§ **EXTRAIT DU TEXTE**
· · · · · · ·
Cet innocent artifice de sa bonté paternelle a été inutile aux Juifs. Dieu leur a voulu donner de la jalousie pour les enflammer à le suivre,; ils l'ont refusé. Vive Dieu, dit le Seigneur; cette jalousie fera leur supplice. « Ce sera alors, leur dit Jésus-Christ, qu'il y aura des pleurs et des grincements de dents, » quand vous verrez qu'Abraham, Isaac, Jacob et tous les prophètes seront dans le royaume de Dieu, et que vous autres vous serez chassés dehors : Ibi erit fletus et stridor dentium. « Il en viendra d'Orient et d'Occident, du Septentrion et du Midi, qui auront place au festin dans le royaume de Dieu : alors ceux qui sont les derniers seront les premiers, et ceux qui sont les premiers seront les derniers : » Et venient ab Oriente et Occidente, et Aquilone et Austro, et accumbent in regno Dei : et ecce sunt novissimi qui erant primi, et sunt primi qui erant novissimi (2). « Les enfants du royaume seront jetés dans les ténèbres extérieures : » Filii autem regni ejicientur in tenebras exteriores (3). La jalousie, et ensuite la rage et le désespoir : Ibi erit fletus et stridor dentium. L'un des grands supplices des damnés sera de voir la place qui était destinée pour eux : — Que ce trône est auguste! que cette couronne est brillante! Elle était préparée pour moi, et je l'ai perdue parce misérable plaisir d'un moment. — Chrétien, où est ton courage?

« Tenez donc, ma Sœur, fortement ce qui a été mis entre vos mains, de peur que votre couronne ne soit donnée à un autre : » Tene quod habes, ut nemo accipiat coronam tuam. La couronne de l'Epoux appartient en quelque sorte à l'Epouse ; ne la perdez pas : songez au mépris que l'on a pour une Epouse répudiée....

 

1 Deut., XXXII, 21. — 2 Luc., XIII, 28-30. — 3 Matth., VIII, 11.
· · · · · · ·
§ **Entrées d'éléments de mise en page**
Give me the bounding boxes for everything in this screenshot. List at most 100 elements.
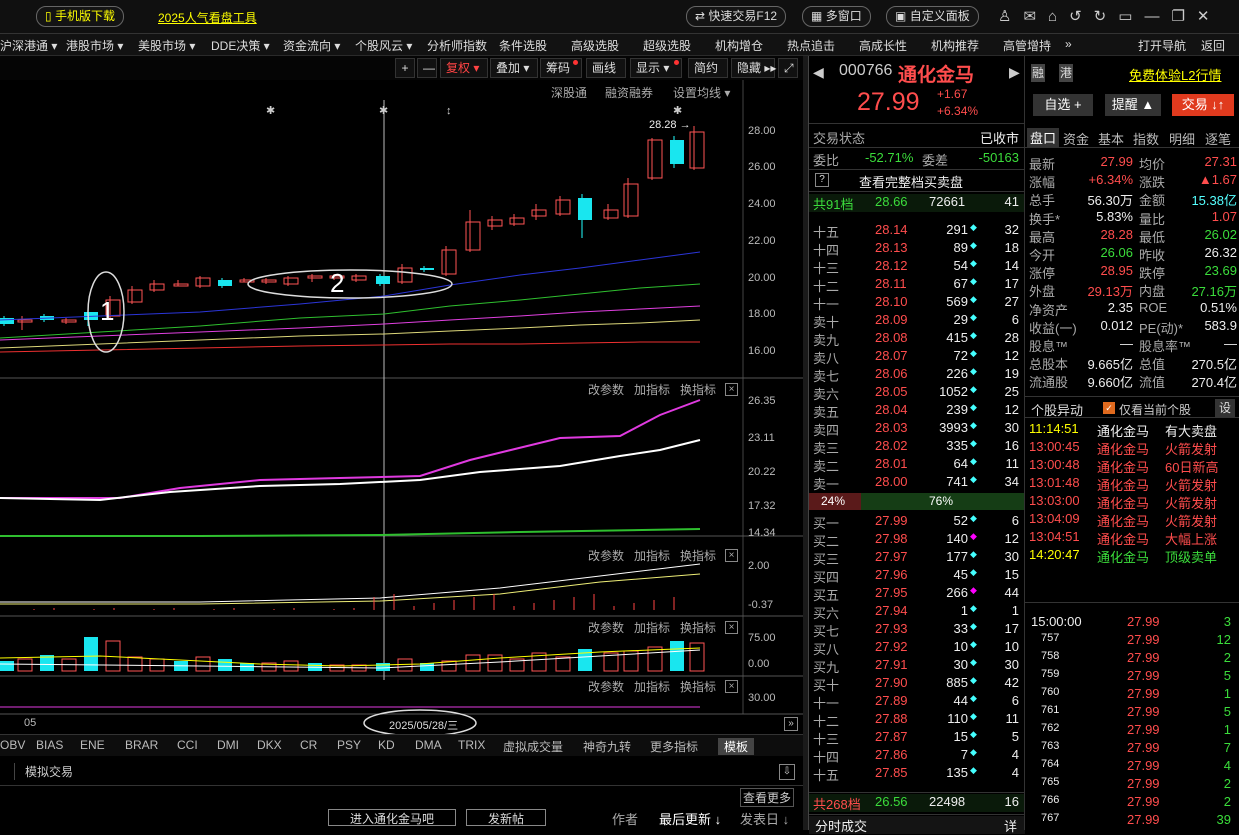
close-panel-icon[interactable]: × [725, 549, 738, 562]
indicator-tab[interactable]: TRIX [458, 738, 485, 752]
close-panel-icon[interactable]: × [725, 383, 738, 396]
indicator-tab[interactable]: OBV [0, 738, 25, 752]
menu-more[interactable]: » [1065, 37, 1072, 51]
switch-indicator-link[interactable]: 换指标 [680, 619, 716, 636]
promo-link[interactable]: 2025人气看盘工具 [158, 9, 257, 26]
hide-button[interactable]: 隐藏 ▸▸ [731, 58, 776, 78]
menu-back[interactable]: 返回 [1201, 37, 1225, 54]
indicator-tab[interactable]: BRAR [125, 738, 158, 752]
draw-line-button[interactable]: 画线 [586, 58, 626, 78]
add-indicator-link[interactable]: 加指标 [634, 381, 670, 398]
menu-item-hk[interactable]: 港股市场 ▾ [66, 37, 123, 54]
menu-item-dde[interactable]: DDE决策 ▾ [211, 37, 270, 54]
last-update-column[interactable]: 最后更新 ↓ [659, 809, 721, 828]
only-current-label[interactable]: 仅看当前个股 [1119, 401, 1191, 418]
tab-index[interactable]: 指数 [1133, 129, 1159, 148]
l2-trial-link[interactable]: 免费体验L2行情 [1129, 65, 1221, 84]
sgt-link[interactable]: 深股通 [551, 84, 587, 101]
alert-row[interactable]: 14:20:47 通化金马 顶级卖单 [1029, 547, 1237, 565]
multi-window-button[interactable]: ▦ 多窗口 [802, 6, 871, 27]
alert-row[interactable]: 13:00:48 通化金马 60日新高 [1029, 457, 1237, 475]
· · · · · · ·
§ **À FAIRE**
1. Selon l'extrait, pourquoi Dieu a-t-il voulu donner de la jalousie aux Juifs ? Répondez en une à trois phrases.
2. Dans les entrées, de la ligne contenant « close-panel-icon[interactable]: × [725, 549, 738, 562] » à la ligne contenant « last-update-column[interactable]: 最后更新 ↓ », remplacez « indicator-tab » par « indicator-button » sans rien modifier d'autre, puis redonnez uniquement ces lignes.
L'extrait et les entrées sont sans rapport l'un avec l'autre.

§ **RÉPONSES PAR TÂCHE**
1. Dieu a voulu leur donner de la jalousie pour les enflammer à le suivre. Ils l'ont refusé, et cette jalousie fera leur supplice.

2.
close-panel-icon[interactable]: × [725, 549, 738, 562]
indicator-button[interactable]: TRIX [458, 738, 485, 752]
close-panel-icon[interactable]: × [725, 383, 738, 396]
indicator-button[interactable]: OBV [0, 738, 25, 752]
menu-more[interactable]: » [1065, 37, 1072, 51]
switch-indicator-link[interactable]: 换指标 [680, 619, 716, 636]
promo-link[interactable]: 2025人气看盘工具 [158, 9, 257, 26]
hide-button[interactable]: 隐藏 ▸▸ [731, 58, 776, 78]
menu-back[interactable]: 返回 [1201, 37, 1225, 54]
indicator-button[interactable]: BRAR [125, 738, 158, 752]
draw-line-button[interactable]: 画线 [586, 58, 626, 78]
add-indicator-link[interactable]: 加指标 [634, 381, 670, 398]
menu-item-hk[interactable]: 港股市场 ▾ [66, 37, 123, 54]
menu-item-dde[interactable]: DDE决策 ▾ [211, 37, 270, 54]
last-update-column[interactable]: 最后更新 ↓ [659, 809, 721, 828]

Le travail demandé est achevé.